**Given exercise**
Pick out each line containing the string "Hosting".

**Material supplied**
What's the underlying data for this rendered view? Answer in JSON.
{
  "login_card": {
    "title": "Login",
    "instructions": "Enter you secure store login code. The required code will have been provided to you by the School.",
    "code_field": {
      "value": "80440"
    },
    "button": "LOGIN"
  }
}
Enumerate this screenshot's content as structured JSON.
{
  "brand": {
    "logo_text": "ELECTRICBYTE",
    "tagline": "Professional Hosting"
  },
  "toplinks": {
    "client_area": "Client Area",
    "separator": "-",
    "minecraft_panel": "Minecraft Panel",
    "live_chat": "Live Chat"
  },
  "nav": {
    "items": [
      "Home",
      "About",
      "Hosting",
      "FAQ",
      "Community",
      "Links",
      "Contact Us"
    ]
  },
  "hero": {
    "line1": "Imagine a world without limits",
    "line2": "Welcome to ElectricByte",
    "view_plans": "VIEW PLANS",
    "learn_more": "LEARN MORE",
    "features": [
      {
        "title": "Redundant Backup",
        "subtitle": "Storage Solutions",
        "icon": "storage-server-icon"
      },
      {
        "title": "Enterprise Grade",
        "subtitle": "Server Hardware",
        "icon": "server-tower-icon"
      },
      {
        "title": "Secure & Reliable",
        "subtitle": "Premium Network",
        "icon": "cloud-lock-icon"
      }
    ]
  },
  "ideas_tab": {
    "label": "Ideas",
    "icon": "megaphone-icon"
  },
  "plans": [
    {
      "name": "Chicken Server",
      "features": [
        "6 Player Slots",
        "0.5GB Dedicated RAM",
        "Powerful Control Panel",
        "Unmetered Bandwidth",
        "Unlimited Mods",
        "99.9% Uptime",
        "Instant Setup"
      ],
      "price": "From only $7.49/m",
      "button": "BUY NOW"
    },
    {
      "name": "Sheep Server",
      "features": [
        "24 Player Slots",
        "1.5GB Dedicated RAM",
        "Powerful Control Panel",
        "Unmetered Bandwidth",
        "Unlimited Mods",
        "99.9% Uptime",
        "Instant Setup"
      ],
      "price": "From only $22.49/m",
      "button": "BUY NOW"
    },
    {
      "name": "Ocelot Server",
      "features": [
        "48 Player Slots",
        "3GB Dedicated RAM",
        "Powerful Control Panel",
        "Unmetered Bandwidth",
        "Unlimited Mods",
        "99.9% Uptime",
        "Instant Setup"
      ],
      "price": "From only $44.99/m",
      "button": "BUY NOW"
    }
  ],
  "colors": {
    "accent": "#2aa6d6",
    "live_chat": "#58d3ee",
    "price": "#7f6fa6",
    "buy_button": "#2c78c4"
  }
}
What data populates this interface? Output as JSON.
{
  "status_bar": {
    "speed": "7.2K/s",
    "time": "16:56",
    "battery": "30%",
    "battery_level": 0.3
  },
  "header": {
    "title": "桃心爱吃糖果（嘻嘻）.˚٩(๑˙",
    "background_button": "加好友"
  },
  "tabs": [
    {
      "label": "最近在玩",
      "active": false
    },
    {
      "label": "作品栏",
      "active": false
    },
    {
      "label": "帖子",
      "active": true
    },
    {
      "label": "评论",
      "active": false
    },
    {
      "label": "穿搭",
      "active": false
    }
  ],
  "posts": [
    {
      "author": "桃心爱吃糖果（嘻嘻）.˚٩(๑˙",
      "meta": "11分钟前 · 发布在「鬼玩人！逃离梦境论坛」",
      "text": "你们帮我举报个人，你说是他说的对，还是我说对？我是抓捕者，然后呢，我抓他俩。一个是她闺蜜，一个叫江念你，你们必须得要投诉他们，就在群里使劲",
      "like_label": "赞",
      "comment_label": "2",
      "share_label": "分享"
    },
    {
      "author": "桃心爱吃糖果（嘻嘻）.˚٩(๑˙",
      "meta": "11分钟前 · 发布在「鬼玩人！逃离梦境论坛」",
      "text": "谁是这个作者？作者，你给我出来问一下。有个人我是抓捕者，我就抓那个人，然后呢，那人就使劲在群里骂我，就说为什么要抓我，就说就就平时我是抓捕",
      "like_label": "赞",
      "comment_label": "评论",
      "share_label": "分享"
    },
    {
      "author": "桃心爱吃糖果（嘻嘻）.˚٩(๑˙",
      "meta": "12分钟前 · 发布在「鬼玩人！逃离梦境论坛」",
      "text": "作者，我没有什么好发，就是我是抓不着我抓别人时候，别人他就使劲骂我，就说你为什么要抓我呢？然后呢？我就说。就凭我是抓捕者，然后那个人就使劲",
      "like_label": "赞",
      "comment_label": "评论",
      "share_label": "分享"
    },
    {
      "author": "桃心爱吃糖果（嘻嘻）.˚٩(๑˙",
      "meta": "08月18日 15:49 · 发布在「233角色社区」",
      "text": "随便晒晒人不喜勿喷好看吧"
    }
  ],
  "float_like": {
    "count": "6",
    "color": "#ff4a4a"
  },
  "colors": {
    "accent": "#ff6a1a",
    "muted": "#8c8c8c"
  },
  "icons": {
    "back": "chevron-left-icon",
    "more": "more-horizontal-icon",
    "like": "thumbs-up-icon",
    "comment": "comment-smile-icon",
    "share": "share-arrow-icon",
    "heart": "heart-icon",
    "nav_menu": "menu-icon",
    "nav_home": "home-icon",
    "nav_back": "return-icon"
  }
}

**Completed task**
    "tagline": "Professional Hosting"
      "Hosting",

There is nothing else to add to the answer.